**What you need to do**
For each line below that includes the word "Distance", make a copy.

* Begin Data provided *

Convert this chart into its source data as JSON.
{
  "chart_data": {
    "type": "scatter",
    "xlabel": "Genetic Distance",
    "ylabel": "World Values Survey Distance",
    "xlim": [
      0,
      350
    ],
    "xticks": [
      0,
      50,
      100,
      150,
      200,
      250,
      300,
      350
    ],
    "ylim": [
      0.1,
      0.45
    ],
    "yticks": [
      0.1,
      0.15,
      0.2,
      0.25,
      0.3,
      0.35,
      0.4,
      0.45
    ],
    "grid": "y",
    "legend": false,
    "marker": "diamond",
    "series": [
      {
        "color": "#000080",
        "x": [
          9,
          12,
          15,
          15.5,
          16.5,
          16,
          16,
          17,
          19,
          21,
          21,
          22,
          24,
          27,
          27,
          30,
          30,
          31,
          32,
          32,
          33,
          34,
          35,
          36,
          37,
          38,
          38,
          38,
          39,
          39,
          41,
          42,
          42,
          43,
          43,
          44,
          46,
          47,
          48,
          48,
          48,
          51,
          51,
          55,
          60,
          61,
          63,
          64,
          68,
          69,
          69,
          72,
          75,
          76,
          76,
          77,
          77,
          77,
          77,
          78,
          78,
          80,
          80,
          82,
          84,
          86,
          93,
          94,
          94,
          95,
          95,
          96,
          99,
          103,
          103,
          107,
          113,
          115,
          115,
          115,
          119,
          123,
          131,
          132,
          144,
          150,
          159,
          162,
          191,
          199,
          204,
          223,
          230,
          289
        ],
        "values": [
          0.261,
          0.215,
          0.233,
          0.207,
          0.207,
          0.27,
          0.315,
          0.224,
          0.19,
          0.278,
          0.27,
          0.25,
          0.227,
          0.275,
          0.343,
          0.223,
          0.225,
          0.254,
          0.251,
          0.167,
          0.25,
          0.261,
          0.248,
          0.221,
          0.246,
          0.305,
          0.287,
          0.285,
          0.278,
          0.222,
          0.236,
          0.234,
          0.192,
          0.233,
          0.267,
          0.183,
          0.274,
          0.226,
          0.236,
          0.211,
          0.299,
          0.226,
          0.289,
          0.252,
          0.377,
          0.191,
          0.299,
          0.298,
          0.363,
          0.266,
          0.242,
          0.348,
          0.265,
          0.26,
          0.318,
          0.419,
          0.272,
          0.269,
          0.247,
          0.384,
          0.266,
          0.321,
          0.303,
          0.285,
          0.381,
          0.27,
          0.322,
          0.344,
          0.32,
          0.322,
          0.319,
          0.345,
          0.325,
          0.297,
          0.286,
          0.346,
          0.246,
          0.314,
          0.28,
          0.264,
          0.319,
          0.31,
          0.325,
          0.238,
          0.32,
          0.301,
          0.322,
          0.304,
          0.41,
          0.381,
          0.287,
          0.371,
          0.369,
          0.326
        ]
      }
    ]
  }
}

* End Data provided *

**Finished exercise**
    "xlabel": "Genetic Distance",
    "ylabel": "World Values Survey Distance",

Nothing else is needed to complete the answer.